(Data records)
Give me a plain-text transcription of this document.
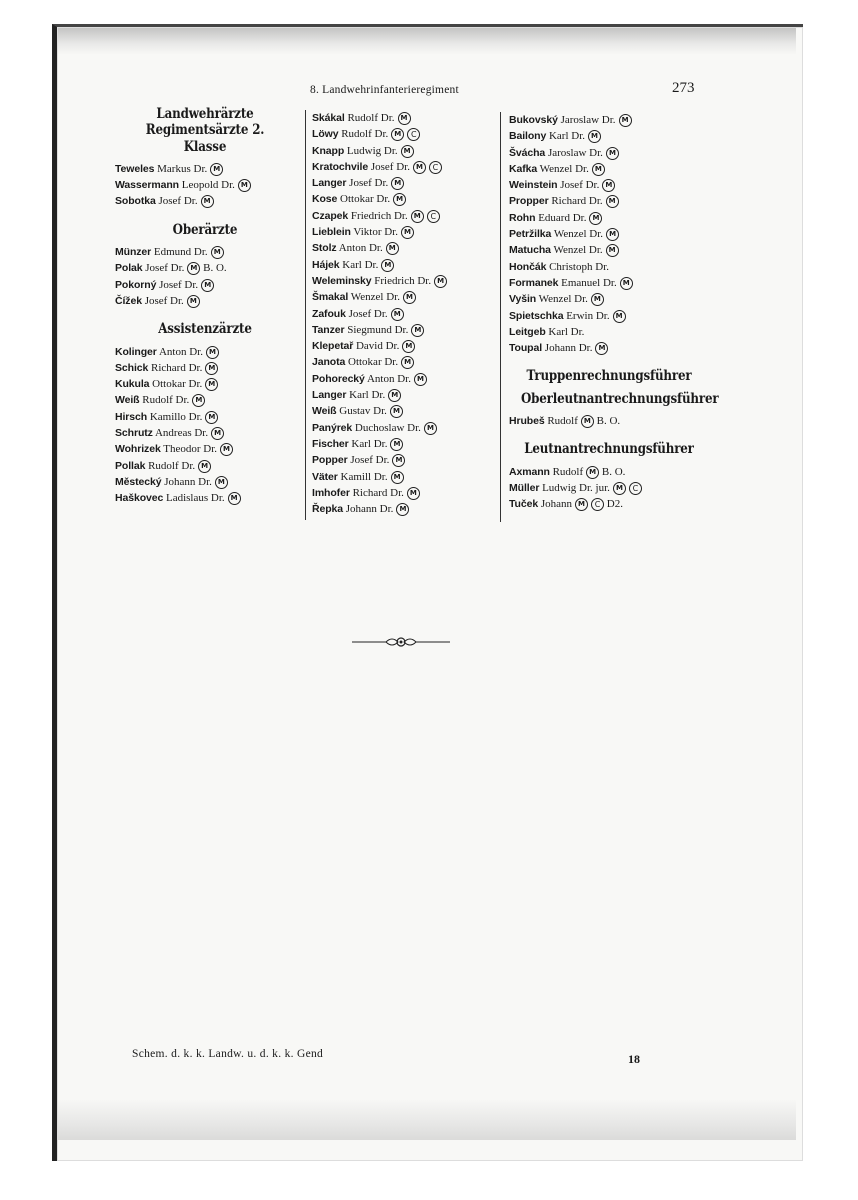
8. Landwehrinfanterieregiment	273
Landwehrärzte
Regimentsärzte 2. Klasse
Teweles Markus Dr. M
Wassermann Leopold Dr. M
Sobotka Josef Dr. M
Oberärzte
Münzer Edmund Dr. M
Polak Josef Dr. M B. O.
Pokorný Josef Dr. M
Čížek Josef Dr. M
Assistenzärzte
Kolinger Anton Dr. M
Schick Richard Dr. M
Kukula Ottokar Dr. M
Weiß Rudolf Dr. M
Hirsch Kamillo Dr. M
Schrutz Andreas Dr. M
Wohrizek Theodor Dr. M
Pollak Rudolf Dr. M
Městecký Johann Dr. M
Haškovec Ladislaus Dr. M
Skákal Rudolf Dr. M
Löwy Rudolf Dr. M C
Knapp Ludwig Dr. M
Kratochvile Josef Dr. M C
Langer Josef Dr. M
Kose Ottokar Dr. M
Czapek Friedrich Dr. M C
Lieblein Viktor Dr. M
Stolz Anton Dr. M
Hájek Karl Dr. M
Weleminsky Friedrich Dr. M
Šmakal Wenzel Dr. M
Zafouk Josef Dr. M
Tanzer Siegmund Dr. M
Klepetař David Dr. M
Janota Ottokar Dr. M
Pohorecký Anton Dr. M
Langer Karl Dr. M
Weiß Gustav Dr. M
Panýrek Duchoslaw Dr. M
Fischer Karl Dr. M
Popper Josef Dr. M
Väter Kamill Dr. M
Imhofer Richard Dr. M
Řepka Johann Dr. M
Bukovský Jaroslaw Dr. M
Bailony Karl Dr. M
Švácha Jaroslaw Dr. M
Kafka Wenzel Dr. M
Weinstein Josef Dr. M
Propper Richard Dr. M
Rohn Eduard Dr. M
Petržilka Wenzel Dr. M
Matucha Wenzel Dr. M
Hončák Christoph Dr.
Formanek Emanuel Dr. M
Vyšin Wenzel Dr. M
Spietschka Erwin Dr. M
Leitgeb Karl Dr.
Toupal Johann Dr. M
Truppenrechnungsführer
Oberleutnantrechnungsführer
Hrubeš Rudolf M B. O.
Leutnantrechnungsführer
Axmann Rudolf M B. O.
Müller Ludwig Dr. jur. M C
Tuček Johann M C D2.
Schem. d. k. k. Landw. u. d. k. k. Gend	18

TASK INSTRUCTIONS: Transcribe the full listing above exactly, with the images removed.

ANSWER TO THIS TASK:
Give me a plain-text transcription of this document.
8. Landwehrinfanterieregiment	273
Landwehrärzte
Regimentsärzte 2. Klasse
Teweles Markus Dr. M
Wassermann Leopold Dr. M
Sobotka Josef Dr. M
Oberärzte
Münzer Edmund Dr. M
Polak Josef Dr. M B. O.
Pokorný Josef Dr. M
Čížek Josef Dr. M
Assistenzärzte
Kolinger Anton Dr. M
Schick Richard Dr. M
Kukula Ottokar Dr. M
Weiß Rudolf Dr. M
Hirsch Kamillo Dr. M
Schrutz Andreas Dr. M
Wohrizek Theodor Dr. M
Pollak Rudolf Dr. M
Městecký Johann Dr. M
Haškovec Ladislaus Dr. M
Skákal Rudolf Dr. M
Löwy Rudolf Dr. M C
Knapp Ludwig Dr. M
Kratochvile Josef Dr. M C
Langer Josef Dr. M
Kose Ottokar Dr. M
Czapek Friedrich Dr. M C
Lieblein Viktor Dr. M
Stolz Anton Dr. M
Hájek Karl Dr. M
Weleminsky Friedrich Dr. M
Šmakal Wenzel Dr. M
Zafouk Josef Dr. M
Tanzer Siegmund Dr. M
Klepetař David Dr. M
Janota Ottokar Dr. M
Pohorecký Anton Dr. M
Langer Karl Dr. M
Weiß Gustav Dr. M
Panýrek Duchoslaw Dr. M
Fischer Karl Dr. M
Popper Josef Dr. M
Väter Kamill Dr. M
Imhofer Richard Dr. M
Řepka Johann Dr. M
Bukovský Jaroslaw Dr. M
Bailony Karl Dr. M
Švácha Jaroslaw Dr. M
Kafka Wenzel Dr. M
Weinstein Josef Dr. M
Propper Richard Dr. M
Rohn Eduard Dr. M
Petržilka Wenzel Dr. M
Matucha Wenzel Dr. M
Hončák Christoph Dr.
Formanek Emanuel Dr. M
Vyšin Wenzel Dr. M
Spietschka Erwin Dr. M
Leitgeb Karl Dr.
Toupal Johann Dr. M
Truppenrechnungsführer
Oberleutnantrechnungsführer
Hrubeš Rudolf M B. O.
Leutnantrechnungsführer
Axmann Rudolf M B. O.
Müller Ludwig Dr. jur. M C
Tuček Johann M C D2.
Schem. d. k. k. Landw. u. d. k. k. Gend	18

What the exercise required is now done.